— Start —

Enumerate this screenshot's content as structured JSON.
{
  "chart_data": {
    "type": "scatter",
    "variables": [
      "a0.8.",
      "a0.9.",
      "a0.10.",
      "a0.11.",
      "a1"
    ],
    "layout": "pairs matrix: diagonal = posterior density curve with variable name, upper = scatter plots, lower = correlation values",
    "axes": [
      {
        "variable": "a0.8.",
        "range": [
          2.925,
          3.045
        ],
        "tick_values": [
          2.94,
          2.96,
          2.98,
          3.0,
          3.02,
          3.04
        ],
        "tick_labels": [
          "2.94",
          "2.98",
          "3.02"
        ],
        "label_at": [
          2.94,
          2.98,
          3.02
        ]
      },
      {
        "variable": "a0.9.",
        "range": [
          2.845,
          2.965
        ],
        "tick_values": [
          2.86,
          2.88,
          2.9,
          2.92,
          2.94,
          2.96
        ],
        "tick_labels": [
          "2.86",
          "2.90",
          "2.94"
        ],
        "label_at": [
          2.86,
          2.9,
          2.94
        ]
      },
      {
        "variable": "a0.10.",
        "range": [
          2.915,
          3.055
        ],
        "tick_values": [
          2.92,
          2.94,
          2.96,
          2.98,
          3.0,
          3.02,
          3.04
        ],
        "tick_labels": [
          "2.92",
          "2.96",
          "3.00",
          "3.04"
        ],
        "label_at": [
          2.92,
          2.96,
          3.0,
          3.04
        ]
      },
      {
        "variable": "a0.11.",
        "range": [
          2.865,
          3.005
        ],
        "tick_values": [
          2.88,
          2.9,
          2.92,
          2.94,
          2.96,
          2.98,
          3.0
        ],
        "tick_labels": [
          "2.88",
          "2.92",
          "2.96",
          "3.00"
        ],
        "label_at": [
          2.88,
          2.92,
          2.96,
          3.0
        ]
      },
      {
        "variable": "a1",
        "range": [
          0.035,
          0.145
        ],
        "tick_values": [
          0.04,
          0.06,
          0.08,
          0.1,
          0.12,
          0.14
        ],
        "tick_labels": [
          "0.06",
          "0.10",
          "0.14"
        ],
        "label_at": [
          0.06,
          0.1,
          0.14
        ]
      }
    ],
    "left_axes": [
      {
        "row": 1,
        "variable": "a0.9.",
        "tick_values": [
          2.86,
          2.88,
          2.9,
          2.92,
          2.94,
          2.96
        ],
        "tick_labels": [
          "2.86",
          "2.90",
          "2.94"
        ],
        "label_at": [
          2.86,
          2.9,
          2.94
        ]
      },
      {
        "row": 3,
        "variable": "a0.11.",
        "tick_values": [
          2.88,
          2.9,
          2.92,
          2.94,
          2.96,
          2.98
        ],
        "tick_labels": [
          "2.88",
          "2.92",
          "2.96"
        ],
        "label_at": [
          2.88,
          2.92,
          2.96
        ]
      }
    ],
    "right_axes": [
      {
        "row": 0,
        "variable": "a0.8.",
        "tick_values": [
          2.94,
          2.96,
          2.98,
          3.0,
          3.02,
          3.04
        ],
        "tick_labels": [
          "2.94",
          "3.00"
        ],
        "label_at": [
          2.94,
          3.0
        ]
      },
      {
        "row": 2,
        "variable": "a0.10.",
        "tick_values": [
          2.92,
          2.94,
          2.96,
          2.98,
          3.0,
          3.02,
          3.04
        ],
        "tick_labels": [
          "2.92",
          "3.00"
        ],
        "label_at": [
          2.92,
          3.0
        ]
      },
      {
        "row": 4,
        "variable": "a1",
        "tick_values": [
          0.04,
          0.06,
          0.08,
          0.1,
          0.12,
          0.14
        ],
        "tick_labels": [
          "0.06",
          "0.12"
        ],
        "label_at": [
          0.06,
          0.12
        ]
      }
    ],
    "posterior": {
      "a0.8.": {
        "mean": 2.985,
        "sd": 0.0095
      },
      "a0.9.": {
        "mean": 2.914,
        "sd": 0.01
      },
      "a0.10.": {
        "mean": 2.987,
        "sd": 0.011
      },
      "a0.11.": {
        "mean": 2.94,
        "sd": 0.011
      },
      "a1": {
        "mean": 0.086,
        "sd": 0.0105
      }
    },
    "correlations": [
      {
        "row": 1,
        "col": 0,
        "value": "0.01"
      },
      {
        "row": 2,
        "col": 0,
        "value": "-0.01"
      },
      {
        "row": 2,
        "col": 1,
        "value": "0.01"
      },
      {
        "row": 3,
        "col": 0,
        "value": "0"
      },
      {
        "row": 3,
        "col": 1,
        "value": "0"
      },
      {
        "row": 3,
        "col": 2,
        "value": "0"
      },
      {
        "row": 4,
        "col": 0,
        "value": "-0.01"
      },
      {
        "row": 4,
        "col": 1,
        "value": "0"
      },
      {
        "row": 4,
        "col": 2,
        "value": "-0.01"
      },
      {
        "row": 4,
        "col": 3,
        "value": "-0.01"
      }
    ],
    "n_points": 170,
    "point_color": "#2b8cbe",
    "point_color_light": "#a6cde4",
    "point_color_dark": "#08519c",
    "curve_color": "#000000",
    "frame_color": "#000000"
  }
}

— End —

All lines that include "mean" are to be gathered and copied.

        "mean": 2.985,
        "mean": 2.914,
        "mean": 2.987,
        "mean": 2.94,
        "mean": 0.086,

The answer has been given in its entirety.